[Text passage]
-- BEGIN --

Let $A,B\in M_n(\mathbb{R})$ be real (or complex) square matrices. Generally speaking,
$${\rm trace}(AB)\neq {\rm trace}(A){\rm trace}(B)$$
There are a lot of 'easy' examples where this doesn't hold. What is not obvious to me is whether there is any chance of it working for something other than $A=B=0$, the zero matrix. Even if you work out the details for $n=2$ the algebraic condition is not very insightful.
Question: What are sufficient or necessary conditions on $A$ and $B$ under which the trace is multiplicative, i.e., ${\rm trace}(AB)= {\rm trace}(A){\rm trace}(B)$?
Edit: This post from 2014 asked whether the trace is multiplicative or not. I am well aware that it is not, but a distinct question is whether there are conditions on $A$ and $B$ under which the trace becomes multiplicative.
Not really an answer, but too long for a comment.
Consider just diagonal matrices. Let \begin{align} A = \begin{bmatrix} a & 0\\ 0 & a \end{bmatrix} \ \ \text{ and } \ \ B = \begin{bmatrix} b & 0\\ 0 & b \end{bmatrix}, \end{align} then \begin{align} \operatorname{tr}(AB) = 2ab = 4ab= \operatorname{tr}(A)\operatorname{tr}(B). \end{align} This means either $a$ or $b$ must be zero. So, whatever conditions you have must rule out scalar multiples of the identity.
In general, let (you can do this by diagonalizing one of the matrices) \begin{align} A = \begin{bmatrix} a & b\\ c & d \end{bmatrix} \ \ \text{ and } \ \ B = \begin{bmatrix} \lambda_1 & 0\\ 0 & \lambda_2 \end{bmatrix}. \end{align} Then \begin{align} \operatorname{tr}(AB)= \lambda_1 a+\lambda_2 d = (a+d)(\lambda_1+\lambda_2)=\operatorname{tr}(A)\operatorname{tr}(B) \end{align} if and only if $\lambda_1 d+\lambda_2 a = 0$. This means $[\lambda_1, \lambda_2]^T\perp [d, a]^T = M [a, d]^T$ where $M = \begin{bmatrix} 0 & 1\\ 1 & 0\end{bmatrix}$ .

-- END --

[Objective A] Extract the part of the trace discussion between "Question: What are" and "trace becomes multiplicative.", inclusive.
The trace discussion and the records that follow it were taken from unrelated sources.

[Region annotation records]
-- BEGIN --

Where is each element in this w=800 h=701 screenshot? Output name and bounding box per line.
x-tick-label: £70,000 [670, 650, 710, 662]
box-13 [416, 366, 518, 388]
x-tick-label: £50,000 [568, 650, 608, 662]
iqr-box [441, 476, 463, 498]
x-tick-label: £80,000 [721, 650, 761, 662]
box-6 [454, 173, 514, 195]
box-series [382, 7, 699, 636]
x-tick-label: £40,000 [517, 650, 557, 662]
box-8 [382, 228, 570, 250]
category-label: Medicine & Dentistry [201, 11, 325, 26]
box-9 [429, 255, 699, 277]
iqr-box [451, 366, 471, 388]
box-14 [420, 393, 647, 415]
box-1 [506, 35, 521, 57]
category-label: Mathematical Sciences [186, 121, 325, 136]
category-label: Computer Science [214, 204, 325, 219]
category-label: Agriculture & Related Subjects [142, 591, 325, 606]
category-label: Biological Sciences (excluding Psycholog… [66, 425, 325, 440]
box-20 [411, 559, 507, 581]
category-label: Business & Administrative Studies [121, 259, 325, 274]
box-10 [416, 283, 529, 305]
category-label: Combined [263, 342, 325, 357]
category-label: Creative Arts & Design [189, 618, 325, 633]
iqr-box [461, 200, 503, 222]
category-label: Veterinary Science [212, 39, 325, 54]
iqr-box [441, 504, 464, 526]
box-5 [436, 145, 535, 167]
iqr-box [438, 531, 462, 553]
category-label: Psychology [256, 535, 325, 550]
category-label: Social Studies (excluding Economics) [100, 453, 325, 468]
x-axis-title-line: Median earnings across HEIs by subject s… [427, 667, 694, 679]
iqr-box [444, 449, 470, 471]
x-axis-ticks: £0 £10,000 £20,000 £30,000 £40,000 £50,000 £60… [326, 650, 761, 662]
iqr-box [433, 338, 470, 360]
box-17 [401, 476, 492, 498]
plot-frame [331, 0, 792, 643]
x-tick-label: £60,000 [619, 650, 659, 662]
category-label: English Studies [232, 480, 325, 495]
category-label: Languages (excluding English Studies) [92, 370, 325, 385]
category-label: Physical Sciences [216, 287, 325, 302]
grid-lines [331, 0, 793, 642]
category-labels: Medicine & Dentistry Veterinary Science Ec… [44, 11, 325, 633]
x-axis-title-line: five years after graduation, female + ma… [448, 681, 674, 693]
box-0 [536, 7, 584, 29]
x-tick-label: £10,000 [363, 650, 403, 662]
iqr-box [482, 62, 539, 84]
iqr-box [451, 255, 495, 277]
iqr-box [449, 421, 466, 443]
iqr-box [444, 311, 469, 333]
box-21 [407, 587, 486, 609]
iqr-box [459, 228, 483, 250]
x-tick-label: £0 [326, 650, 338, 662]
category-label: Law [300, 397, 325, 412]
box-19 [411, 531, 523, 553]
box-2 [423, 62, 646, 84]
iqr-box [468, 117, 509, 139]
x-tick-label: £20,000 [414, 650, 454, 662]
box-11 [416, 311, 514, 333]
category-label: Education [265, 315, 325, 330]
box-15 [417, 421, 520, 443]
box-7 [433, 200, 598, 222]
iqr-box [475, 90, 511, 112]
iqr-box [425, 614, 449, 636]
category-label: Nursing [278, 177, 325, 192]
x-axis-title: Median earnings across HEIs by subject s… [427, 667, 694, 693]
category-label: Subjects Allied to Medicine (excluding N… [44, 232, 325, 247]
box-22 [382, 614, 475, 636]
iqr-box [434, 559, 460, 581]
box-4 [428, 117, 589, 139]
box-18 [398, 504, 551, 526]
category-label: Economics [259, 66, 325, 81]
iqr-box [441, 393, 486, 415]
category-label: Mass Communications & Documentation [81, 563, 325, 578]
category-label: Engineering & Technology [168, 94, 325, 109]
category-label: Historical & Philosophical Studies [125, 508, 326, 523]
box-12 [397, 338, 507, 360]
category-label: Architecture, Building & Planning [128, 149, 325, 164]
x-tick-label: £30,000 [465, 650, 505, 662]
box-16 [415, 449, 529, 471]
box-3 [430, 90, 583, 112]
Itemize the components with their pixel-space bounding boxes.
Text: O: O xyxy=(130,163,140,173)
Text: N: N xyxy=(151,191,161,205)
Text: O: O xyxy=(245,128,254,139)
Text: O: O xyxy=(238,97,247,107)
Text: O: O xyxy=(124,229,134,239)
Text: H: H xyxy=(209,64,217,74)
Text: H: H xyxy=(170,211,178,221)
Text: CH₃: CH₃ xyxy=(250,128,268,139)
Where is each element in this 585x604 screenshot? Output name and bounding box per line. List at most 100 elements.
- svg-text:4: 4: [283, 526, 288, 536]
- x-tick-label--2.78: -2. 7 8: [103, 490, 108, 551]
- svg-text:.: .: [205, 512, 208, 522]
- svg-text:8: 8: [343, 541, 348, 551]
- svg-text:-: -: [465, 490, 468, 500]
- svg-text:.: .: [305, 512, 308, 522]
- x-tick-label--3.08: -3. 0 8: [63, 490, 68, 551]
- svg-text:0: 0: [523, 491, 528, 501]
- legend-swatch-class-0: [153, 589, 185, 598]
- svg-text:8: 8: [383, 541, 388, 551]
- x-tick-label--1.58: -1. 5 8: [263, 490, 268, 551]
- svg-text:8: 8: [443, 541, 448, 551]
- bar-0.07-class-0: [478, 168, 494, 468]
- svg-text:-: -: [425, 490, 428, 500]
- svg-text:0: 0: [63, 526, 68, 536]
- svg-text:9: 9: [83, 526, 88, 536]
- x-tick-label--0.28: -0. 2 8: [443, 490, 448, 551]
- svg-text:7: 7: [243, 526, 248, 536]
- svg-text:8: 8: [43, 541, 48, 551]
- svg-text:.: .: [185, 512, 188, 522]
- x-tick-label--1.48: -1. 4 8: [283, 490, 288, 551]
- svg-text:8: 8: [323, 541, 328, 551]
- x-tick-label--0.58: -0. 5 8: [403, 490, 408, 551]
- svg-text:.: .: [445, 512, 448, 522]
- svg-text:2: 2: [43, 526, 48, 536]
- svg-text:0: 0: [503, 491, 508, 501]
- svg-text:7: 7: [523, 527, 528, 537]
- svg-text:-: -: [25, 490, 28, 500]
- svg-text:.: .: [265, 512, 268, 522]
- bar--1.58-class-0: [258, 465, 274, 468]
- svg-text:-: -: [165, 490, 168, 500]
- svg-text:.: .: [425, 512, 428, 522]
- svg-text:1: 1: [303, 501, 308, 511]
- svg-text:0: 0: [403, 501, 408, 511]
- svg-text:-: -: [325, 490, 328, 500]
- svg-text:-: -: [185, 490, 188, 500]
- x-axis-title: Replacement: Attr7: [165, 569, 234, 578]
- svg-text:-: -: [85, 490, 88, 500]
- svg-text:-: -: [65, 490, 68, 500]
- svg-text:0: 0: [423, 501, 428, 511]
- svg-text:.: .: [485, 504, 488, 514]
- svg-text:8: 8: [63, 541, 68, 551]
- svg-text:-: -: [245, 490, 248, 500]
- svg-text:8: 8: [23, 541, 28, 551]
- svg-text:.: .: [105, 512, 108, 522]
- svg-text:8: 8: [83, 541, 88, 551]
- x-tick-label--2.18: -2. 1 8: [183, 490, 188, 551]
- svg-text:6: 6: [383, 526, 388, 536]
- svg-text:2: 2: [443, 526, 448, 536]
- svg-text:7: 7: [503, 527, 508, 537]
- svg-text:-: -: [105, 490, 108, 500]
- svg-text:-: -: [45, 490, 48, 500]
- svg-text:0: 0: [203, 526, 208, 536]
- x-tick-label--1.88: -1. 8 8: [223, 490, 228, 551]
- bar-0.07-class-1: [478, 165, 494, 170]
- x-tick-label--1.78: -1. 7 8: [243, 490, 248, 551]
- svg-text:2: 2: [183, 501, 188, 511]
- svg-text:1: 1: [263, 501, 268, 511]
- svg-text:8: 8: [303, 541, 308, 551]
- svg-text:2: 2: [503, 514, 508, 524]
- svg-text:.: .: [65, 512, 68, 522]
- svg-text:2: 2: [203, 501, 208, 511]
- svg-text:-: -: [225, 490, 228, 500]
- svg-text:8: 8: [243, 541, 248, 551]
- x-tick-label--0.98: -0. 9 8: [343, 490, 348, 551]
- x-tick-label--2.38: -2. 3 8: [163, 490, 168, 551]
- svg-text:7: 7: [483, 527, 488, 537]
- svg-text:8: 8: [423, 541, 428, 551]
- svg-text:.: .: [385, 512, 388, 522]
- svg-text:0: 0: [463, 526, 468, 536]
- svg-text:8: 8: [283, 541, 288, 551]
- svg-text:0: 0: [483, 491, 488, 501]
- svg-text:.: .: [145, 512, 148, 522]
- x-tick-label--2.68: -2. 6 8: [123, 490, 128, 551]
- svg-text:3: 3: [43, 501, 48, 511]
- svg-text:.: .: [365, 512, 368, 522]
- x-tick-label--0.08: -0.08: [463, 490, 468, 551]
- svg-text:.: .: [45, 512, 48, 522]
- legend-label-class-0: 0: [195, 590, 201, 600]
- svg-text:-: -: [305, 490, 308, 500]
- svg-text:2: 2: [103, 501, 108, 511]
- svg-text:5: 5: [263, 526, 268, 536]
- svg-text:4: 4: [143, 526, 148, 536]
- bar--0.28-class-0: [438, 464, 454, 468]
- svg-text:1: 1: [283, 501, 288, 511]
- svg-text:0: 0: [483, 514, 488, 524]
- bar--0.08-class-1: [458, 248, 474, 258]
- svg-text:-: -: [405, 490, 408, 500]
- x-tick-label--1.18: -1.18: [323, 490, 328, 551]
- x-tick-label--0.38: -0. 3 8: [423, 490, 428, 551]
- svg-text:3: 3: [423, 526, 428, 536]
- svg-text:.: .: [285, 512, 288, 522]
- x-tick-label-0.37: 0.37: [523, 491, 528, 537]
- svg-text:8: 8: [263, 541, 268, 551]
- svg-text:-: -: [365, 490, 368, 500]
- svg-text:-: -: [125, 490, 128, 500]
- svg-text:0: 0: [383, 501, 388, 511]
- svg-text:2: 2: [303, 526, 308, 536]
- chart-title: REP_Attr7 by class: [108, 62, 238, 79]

-- END --

[Objective B] Copy the records word for word, from their first line through the line holding "iqr-box [438, 531, 462, 553]", inclusive.

[Worked solution A]
Question: What are sufficient or necessary conditions on $A$ and $B$ under which the trace is multiplicative, i.e., ${\rm trace}(AB)= {\rm trace}(A){\rm trace}(B)$?
Edit: This post from 2014 asked whether the trace is multiplicative or not. I am well aware that it is not, but a distinct question is whether there are conditions on $A$ and $B$ under which the trace becomes multiplicative.

[Worked solution B]
Where is each element in this w=800 h=701 screenshot? Output name and bounding box per line.
x-tick-label: £70,000 [670, 650, 710, 662]
box-13 [416, 366, 518, 388]
x-tick-label: £50,000 [568, 650, 608, 662]
iqr-box [441, 476, 463, 498]
x-tick-label: £80,000 [721, 650, 761, 662]
box-6 [454, 173, 514, 195]
box-series [382, 7, 699, 636]
x-tick-label: £40,000 [517, 650, 557, 662]
box-8 [382, 228, 570, 250]
category-label: Medicine & Dentistry [201, 11, 325, 26]
box-9 [429, 255, 699, 277]
iqr-box [451, 366, 471, 388]
box-14 [420, 393, 647, 415]
box-1 [506, 35, 521, 57]
category-label: Mathematical Sciences [186, 121, 325, 136]
category-label: Computer Science [214, 204, 325, 219]
category-label: Agriculture & Related Subjects [142, 591, 325, 606]
category-label: Biological Sciences (excluding Psycholog… [66, 425, 325, 440]
box-20 [411, 559, 507, 581]
category-label: Business & Administrative Studies [121, 259, 325, 274]
box-10 [416, 283, 529, 305]
category-label: Combined [263, 342, 325, 357]
category-label: Creative Arts & Design [189, 618, 325, 633]
iqr-box [461, 200, 503, 222]
category-label: Veterinary Science [212, 39, 325, 54]
iqr-box [441, 504, 464, 526]
box-5 [436, 145, 535, 167]
iqr-box [438, 531, 462, 553]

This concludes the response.